>> start DATA PROVIDED

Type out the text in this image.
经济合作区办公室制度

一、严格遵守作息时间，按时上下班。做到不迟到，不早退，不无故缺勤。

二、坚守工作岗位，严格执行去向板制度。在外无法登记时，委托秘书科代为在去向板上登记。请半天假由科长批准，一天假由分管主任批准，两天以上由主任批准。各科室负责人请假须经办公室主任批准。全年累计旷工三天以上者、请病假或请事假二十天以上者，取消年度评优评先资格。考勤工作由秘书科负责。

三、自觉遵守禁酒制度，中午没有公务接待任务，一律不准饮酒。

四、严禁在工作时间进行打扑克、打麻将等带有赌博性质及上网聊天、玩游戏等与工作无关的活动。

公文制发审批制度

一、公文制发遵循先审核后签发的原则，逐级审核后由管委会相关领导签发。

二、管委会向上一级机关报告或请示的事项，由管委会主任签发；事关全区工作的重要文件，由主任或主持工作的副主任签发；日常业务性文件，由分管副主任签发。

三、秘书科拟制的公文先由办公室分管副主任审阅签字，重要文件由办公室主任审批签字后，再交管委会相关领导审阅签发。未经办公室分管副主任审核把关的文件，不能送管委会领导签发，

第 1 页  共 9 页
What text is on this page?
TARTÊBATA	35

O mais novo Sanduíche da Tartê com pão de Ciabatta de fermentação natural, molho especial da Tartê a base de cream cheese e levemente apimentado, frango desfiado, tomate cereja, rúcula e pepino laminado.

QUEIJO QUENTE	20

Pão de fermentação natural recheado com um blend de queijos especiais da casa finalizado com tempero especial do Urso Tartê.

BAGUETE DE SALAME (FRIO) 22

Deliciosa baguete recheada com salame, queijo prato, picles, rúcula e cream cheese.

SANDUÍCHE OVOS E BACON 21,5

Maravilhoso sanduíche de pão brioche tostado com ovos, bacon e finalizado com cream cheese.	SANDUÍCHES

>> end DATA PROVIDED

■ REQUEST
Pick out the lines containing the string "cheese".

■ FINISHED EXERCISE
O mais novo Sanduíche da Tartê com pão de Ciabatta de fermentação natural, molho especial da Tartê a base de cream cheese e levemente apimentado, frango desfiado, tomate cereja, rúcula e pepino laminado.
Deliciosa baguete recheada com salame, queijo prato, picles, rúcula e cream cheese.
Maravilhoso sanduíche de pão brioche tostado com ovos, bacon e finalizado com cream cheese.	SANDUÍCHES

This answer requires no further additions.